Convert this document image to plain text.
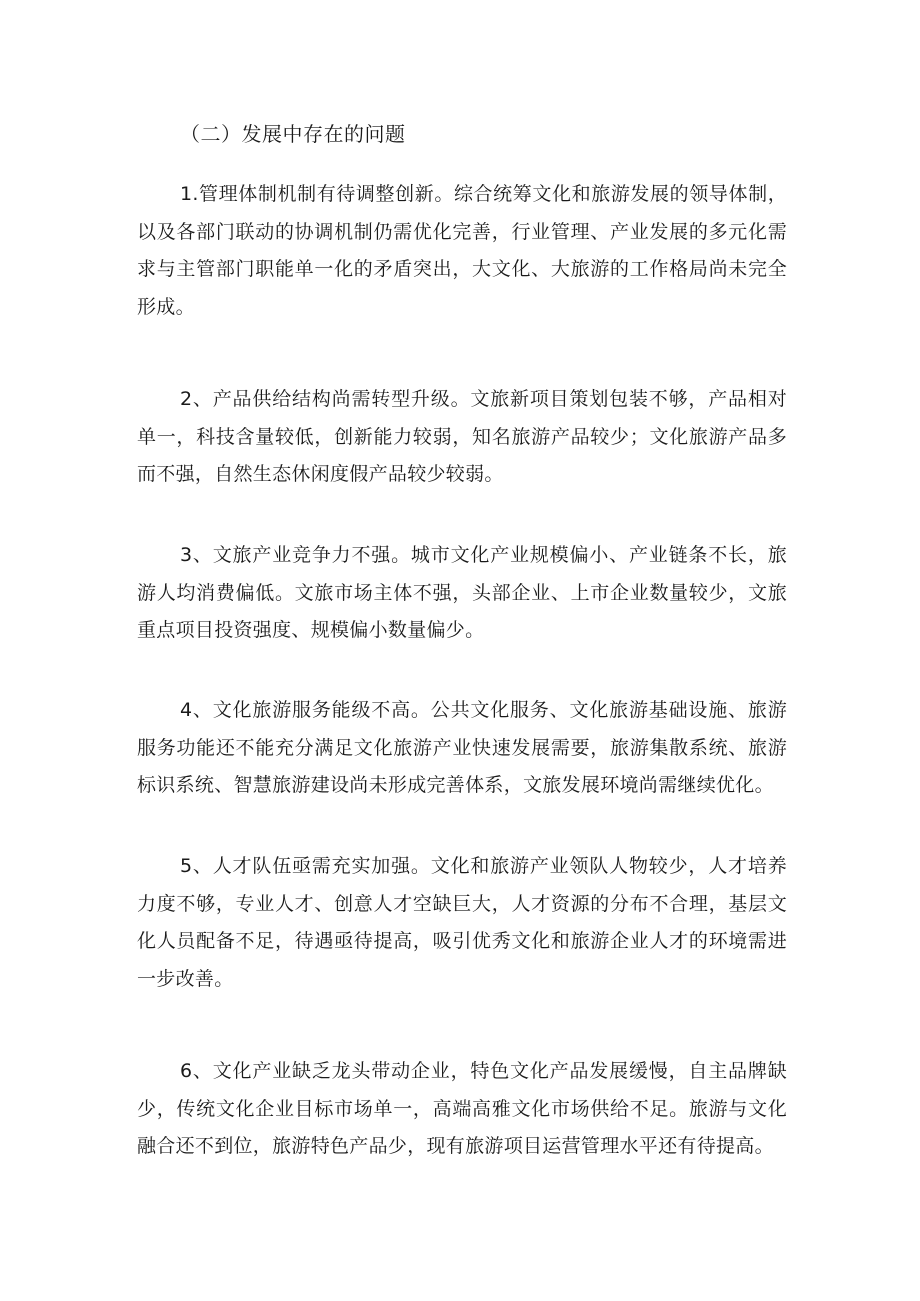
（二）发展中存在的问题

1.管理体制机制有待调整创新。综合统筹文化和旅游发展的领导体制，以及各部门联动的协调机制仍需优化完善，行业管理、产业发展的多元化需求与主管部门职能单一化的矛盾突出，大文化、大旅游的工作格局尚未完全形成。

2、产品供给结构尚需转型升级。文旅新项目策划包装不够，产品相对单一，科技含量较低，创新能力较弱，知名旅游产品较少；文化旅游产品多而不强，自然生态休闲度假产品较少较弱。

3、文旅产业竞争力不强。城市文化产业规模偏小、产业链条不长，旅游人均消费偏低。文旅市场主体不强，头部企业、上市企业数量较少，文旅重点项目投资强度、规模偏小数量偏少。

4、文化旅游服务能级不高。公共文化服务、文化旅游基础设施、旅游服务功能还不能充分满足文化旅游产业快速发展需要，旅游集散系统、旅游标识系统、智慧旅游建设尚未形成完善体系，文旅发展环境尚需继续优化。

5、人才队伍亟需充实加强。文化和旅游产业领队人物较少，人才培养力度不够，专业人才、创意人才空缺巨大，人才资源的分布不合理，基层文化人员配备不足，待遇亟待提高，吸引优秀文化和旅游企业人才的环境需进一步改善。

6、文化产业缺乏龙头带动企业，特色文化产品发展缓慢，自主品牌缺少，传统文化企业目标市场单一，高端高雅文化市场供给不足。旅游与文化融合还不到位，旅游特色产品少，现有旅游项目运营管理水平还有待提高。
○ ○ ○
## Problem statement
Quote every line word for word and keep the images out of the copy.

## Answer to this exercise
Convert this document image to plain text.
（二）发展中存在的问题

1.管理体制机制有待调整创新。综合统筹文化和旅游发展的领导体制，以及各部门联动的协调机制仍需优化完善，行业管理、产业发展的多元化需求与主管部门职能单一化的矛盾突出，大文化、大旅游的工作格局尚未完全形成。

2、产品供给结构尚需转型升级。文旅新项目策划包装不够，产品相对单一，科技含量较低，创新能力较弱，知名旅游产品较少；文化旅游产品多而不强，自然生态休闲度假产品较少较弱。

3、文旅产业竞争力不强。城市文化产业规模偏小、产业链条不长，旅游人均消费偏低。文旅市场主体不强，头部企业、上市企业数量较少，文旅重点项目投资强度、规模偏小数量偏少。

4、文化旅游服务能级不高。公共文化服务、文化旅游基础设施、旅游服务功能还不能充分满足文化旅游产业快速发展需要，旅游集散系统、旅游标识系统、智慧旅游建设尚未形成完善体系，文旅发展环境尚需继续优化。

5、人才队伍亟需充实加强。文化和旅游产业领队人物较少，人才培养力度不够，专业人才、创意人才空缺巨大，人才资源的分布不合理，基层文化人员配备不足，待遇亟待提高，吸引优秀文化和旅游企业人才的环境需进一步改善。

6、文化产业缺乏龙头带动企业，特色文化产品发展缓慢，自主品牌缺少，传统文化企业目标市场单一，高端高雅文化市场供给不足。旅游与文化融合还不到位，旅游特色产品少，现有旅游项目运营管理水平还有待提高。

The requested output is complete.